─── Data records ───

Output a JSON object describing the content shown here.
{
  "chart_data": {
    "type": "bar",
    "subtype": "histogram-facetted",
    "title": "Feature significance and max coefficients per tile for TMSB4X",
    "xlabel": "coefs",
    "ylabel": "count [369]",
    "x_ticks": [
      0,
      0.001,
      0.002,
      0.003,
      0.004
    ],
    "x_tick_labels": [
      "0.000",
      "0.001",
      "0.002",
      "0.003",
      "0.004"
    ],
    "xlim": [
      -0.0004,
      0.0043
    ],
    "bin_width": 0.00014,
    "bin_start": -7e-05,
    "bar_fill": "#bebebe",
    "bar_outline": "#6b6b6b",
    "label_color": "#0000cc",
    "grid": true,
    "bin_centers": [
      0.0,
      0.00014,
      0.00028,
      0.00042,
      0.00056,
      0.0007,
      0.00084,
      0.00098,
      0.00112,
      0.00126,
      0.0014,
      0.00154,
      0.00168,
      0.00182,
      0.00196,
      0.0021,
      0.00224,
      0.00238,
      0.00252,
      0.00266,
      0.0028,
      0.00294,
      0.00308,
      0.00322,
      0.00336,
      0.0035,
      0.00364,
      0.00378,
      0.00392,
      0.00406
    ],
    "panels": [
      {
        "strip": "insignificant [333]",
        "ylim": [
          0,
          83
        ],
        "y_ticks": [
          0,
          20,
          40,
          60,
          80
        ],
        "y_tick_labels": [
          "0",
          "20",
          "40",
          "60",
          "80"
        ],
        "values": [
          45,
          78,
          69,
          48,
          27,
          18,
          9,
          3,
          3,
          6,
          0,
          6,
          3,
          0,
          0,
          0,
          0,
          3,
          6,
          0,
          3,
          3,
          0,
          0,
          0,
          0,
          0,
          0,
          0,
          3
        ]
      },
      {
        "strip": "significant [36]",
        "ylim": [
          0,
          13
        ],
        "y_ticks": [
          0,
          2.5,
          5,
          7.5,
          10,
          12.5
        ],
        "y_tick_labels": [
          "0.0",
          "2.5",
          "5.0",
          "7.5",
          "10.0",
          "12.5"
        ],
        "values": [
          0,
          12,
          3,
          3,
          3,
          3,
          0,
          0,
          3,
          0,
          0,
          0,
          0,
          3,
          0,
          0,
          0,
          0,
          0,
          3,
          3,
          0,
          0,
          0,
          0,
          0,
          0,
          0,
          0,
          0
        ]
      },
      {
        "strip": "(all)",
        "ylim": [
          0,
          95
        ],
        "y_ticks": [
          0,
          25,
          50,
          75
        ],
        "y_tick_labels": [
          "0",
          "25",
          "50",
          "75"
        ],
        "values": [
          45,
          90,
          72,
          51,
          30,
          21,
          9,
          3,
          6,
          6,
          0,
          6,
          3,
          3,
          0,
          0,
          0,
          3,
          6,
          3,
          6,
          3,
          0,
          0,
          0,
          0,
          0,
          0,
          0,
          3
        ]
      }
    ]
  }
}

───

Directions for this task
From the data above, count the lines where "strip" occurs and give that figure and nothing else.

Result of the task
3